__REQUIRED TASK__
Put the records into a numbered list, beginning at the line that contains "For 26 of the" and stopping after the line that contains "y-tick-label: 1 xyxy=(21,406,29,419)", and leave out any blank lines.

** Begin RECORDS SHOWN **

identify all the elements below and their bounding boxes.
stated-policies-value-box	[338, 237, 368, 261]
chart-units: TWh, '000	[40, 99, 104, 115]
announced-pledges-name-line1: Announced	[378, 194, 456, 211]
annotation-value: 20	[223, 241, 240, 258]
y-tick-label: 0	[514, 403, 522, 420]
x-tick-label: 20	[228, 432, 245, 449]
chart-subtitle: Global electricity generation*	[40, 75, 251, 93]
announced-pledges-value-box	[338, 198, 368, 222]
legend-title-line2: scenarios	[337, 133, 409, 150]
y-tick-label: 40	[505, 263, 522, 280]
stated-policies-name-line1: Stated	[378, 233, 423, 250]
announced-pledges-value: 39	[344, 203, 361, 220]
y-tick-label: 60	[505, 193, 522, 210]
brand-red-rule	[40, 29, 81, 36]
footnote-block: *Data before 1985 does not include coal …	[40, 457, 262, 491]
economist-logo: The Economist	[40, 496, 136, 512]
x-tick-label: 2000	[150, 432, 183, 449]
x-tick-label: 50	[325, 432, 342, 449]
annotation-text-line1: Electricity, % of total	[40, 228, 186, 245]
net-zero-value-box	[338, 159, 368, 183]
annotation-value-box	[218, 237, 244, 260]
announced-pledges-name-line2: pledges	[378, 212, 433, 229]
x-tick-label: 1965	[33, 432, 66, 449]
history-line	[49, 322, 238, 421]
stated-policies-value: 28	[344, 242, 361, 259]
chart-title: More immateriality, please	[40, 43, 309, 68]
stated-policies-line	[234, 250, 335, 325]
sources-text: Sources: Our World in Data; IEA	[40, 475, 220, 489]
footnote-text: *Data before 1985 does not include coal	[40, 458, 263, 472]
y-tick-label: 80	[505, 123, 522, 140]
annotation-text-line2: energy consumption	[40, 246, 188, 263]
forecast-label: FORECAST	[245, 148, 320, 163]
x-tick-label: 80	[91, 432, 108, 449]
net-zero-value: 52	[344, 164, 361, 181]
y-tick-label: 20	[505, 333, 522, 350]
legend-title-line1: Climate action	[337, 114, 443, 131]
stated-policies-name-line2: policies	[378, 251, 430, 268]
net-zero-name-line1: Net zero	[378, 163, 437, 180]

** End RECORDS SHOWN **
** Begin RECORDS SHOWN **

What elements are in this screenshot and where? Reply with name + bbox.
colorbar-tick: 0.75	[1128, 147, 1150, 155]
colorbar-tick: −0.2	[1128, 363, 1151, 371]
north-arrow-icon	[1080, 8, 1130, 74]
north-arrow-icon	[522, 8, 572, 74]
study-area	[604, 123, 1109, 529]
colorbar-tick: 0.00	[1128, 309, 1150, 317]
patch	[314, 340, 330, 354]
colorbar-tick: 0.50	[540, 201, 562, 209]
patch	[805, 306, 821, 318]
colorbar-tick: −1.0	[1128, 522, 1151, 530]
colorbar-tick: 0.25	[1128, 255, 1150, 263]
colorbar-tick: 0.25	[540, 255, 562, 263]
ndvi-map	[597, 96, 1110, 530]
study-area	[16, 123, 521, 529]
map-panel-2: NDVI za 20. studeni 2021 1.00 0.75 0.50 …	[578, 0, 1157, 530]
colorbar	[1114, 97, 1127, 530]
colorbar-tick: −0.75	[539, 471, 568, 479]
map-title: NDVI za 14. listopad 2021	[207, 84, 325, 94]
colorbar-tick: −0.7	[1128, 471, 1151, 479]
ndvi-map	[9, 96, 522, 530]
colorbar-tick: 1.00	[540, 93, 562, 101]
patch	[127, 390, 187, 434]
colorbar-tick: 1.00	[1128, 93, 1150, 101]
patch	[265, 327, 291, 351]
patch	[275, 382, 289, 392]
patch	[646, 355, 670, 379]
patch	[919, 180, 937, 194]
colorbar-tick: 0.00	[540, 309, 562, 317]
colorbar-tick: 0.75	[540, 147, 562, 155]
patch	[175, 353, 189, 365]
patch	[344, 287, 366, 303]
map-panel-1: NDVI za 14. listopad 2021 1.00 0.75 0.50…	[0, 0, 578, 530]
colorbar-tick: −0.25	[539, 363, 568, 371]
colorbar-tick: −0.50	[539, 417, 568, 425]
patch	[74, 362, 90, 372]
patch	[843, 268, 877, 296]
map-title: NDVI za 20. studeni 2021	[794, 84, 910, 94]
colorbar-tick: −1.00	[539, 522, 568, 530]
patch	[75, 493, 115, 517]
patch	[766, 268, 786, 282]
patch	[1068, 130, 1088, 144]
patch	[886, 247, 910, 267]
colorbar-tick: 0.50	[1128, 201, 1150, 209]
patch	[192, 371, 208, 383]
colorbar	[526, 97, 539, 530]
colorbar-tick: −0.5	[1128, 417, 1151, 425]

** End RECORDS SHOWN **
** Begin RECORDS SHOWN **

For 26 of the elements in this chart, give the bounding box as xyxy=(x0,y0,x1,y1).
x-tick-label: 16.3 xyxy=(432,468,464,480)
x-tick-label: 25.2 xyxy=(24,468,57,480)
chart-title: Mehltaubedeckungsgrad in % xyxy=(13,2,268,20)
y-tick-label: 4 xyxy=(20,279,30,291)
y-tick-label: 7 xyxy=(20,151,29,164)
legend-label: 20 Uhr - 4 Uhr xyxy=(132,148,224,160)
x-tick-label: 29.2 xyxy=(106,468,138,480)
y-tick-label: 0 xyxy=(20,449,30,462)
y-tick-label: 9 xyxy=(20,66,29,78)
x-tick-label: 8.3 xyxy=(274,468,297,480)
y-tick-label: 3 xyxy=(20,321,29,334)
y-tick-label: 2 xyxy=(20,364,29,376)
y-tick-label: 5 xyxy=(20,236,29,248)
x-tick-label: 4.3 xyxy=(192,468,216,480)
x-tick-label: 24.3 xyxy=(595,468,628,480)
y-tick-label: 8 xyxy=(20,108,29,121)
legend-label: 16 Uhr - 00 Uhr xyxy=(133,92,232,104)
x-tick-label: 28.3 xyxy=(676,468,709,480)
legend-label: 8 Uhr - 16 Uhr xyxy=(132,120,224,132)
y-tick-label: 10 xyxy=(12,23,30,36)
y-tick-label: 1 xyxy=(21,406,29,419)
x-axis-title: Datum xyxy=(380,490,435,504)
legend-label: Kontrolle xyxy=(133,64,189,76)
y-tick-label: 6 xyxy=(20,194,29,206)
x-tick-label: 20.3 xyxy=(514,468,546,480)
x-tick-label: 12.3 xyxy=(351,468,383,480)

** End RECORDS SHOWN **

__FULL OUTPUT__
1. For 26 of the elements in this chart, give the bounding box as xyxy=(x0,y0,x1,y1).
2. x-tick-label: 16.3 xyxy=(432,468,464,480)
3. x-tick-label: 25.2 xyxy=(24,468,57,480)
4. chart-title: Mehltaubedeckungsgrad in % xyxy=(13,2,268,20)
5. y-tick-label: 4 xyxy=(20,279,30,291)
6. y-tick-label: 7 xyxy=(20,151,29,164)
7. legend-label: 20 Uhr - 4 Uhr xyxy=(132,148,224,160)
8. x-tick-label: 29.2 xyxy=(106,468,138,480)
9. y-tick-label: 0 xyxy=(20,449,30,462)
10. y-tick-label: 9 xyxy=(20,66,29,78)
11. x-tick-label: 8.3 xyxy=(274,468,297,480)
12. y-tick-label: 3 xyxy=(20,321,29,334)
13. y-tick-label: 2 xyxy=(20,364,29,376)
14. y-tick-label: 5 xyxy=(20,236,29,248)
15. x-tick-label: 4.3 xyxy=(192,468,216,480)
16. x-tick-label: 24.3 xyxy=(595,468,628,480)
17. y-tick-label: 8 xyxy=(20,108,29,121)
18. legend-label: 16 Uhr - 00 Uhr xyxy=(133,92,232,104)
19. x-tick-label: 28.3 xyxy=(676,468,709,480)
20. legend-label: 8 Uhr - 16 Uhr xyxy=(132,120,224,132)
21. y-tick-label: 10 xyxy=(12,23,30,36)
22. y-tick-label: 1 xyxy=(21,406,29,419)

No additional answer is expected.